Task: Write every record out again exactly, and keep images out of it.

────────────────────

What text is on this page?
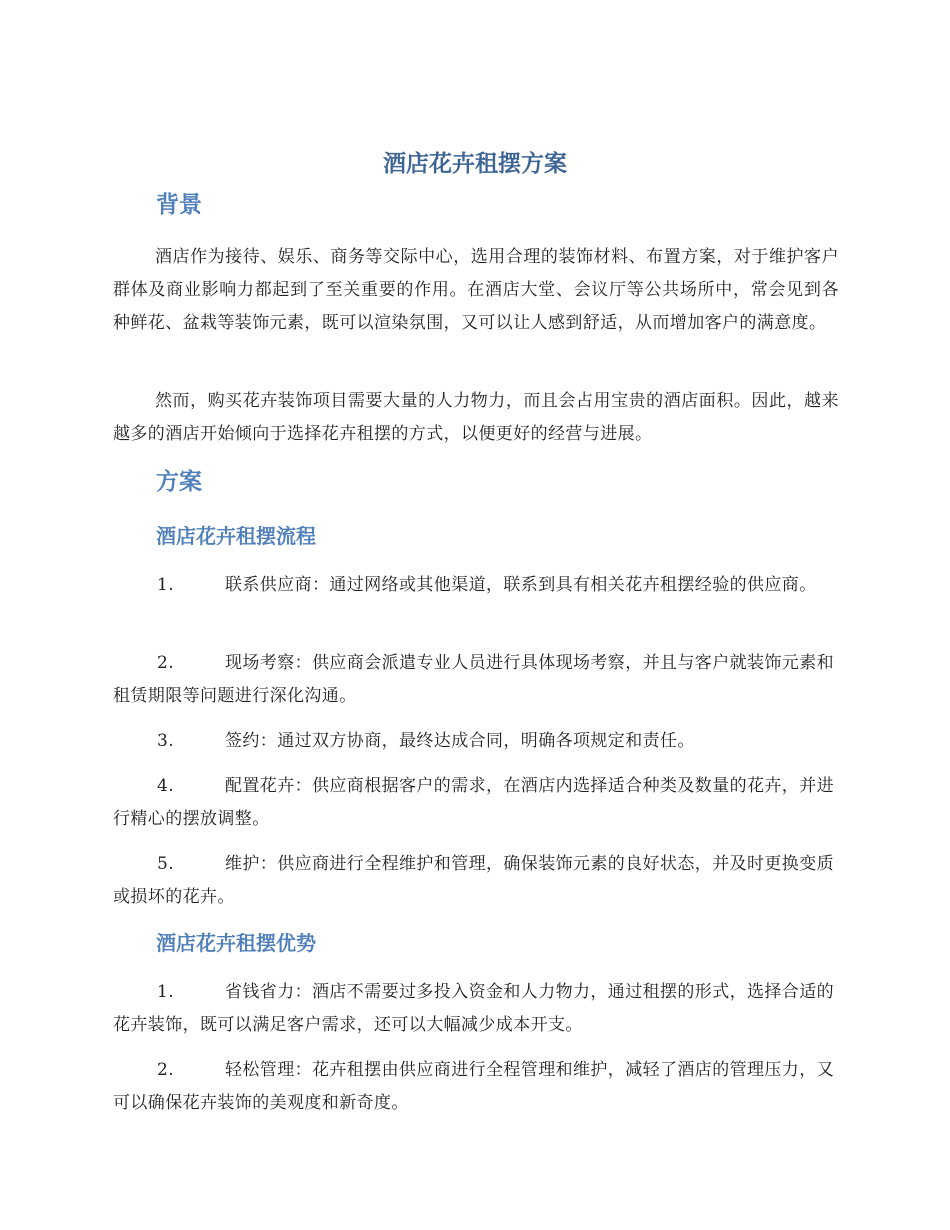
酒店花卉租摆方案
背景

酒店作为接待、娱乐、商务等交际中心，选用合理的装饰材料、布置方案，对于维护客户群体及商业影响力都起到了至关重要的作用。在酒店大堂、会议厅等公共场所中，常会见到各种鲜花、盆栽等装饰元素，既可以渲染氛围，又可以让人感到舒适，从而增加客户的满意度。

然而，购买花卉装饰项目需要大量的人力物力，而且会占用宝贵的酒店面积。因此，越来越多的酒店开始倾向于选择花卉租摆的方式，以便更好的经营与进展。

方案
酒店花卉租摆流程

1.	联系供应商：通过网络或其他渠道，联系到具有相关花卉租摆经验的供应商。

2.	现场考察：供应商会派遣专业人员进行具体现场考察，并且与客户就装饰元素和租赁期限等问题进行深化沟通。

3.	签约：通过双方协商，最终达成合同，明确各项规定和责任。

4.	配置花卉：供应商根据客户的需求，在酒店内选择适合种类及数量的花卉，并进行精心的摆放调整。

5.	维护：供应商进行全程维护和管理，确保装饰元素的良好状态，并及时更换变质或损坏的花卉。

酒店花卉租摆优势

1.	省钱省力：酒店不需要过多投入资金和人力物力，通过租摆的形式，选择合适的花卉装饰，既可以满足客户需求，还可以大幅减少成本开支。

2.	轻松管理：花卉租摆由供应商进行全程管理和维护，减轻了酒店的管理压力，又可以确保花卉装饰的美观度和新奇度。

────────────────────

Right answer:
What text is on this page?
酒店花卉租摆方案
背景

酒店作为接待、娱乐、商务等交际中心，选用合理的装饰材料、布置方案，对于维护客户群体及商业影响力都起到了至关重要的作用。在酒店大堂、会议厅等公共场所中，常会见到各种鲜花、盆栽等装饰元素，既可以渲染氛围，又可以让人感到舒适，从而增加客户的满意度。

然而，购买花卉装饰项目需要大量的人力物力，而且会占用宝贵的酒店面积。因此，越来越多的酒店开始倾向于选择花卉租摆的方式，以便更好的经营与进展。

方案
酒店花卉租摆流程

1.	联系供应商：通过网络或其他渠道，联系到具有相关花卉租摆经验的供应商。

2.	现场考察：供应商会派遣专业人员进行具体现场考察，并且与客户就装饰元素和租赁期限等问题进行深化沟通。

3.	签约：通过双方协商，最终达成合同，明确各项规定和责任。

4.	配置花卉：供应商根据客户的需求，在酒店内选择适合种类及数量的花卉，并进行精心的摆放调整。

5.	维护：供应商进行全程维护和管理，确保装饰元素的良好状态，并及时更换变质或损坏的花卉。

酒店花卉租摆优势

1.	省钱省力：酒店不需要过多投入资金和人力物力，通过租摆的形式，选择合适的花卉装饰，既可以满足客户需求，还可以大幅减少成本开支。

2.	轻松管理：花卉租摆由供应商进行全程管理和维护，减轻了酒店的管理压力，又可以确保花卉装饰的美观度和新奇度。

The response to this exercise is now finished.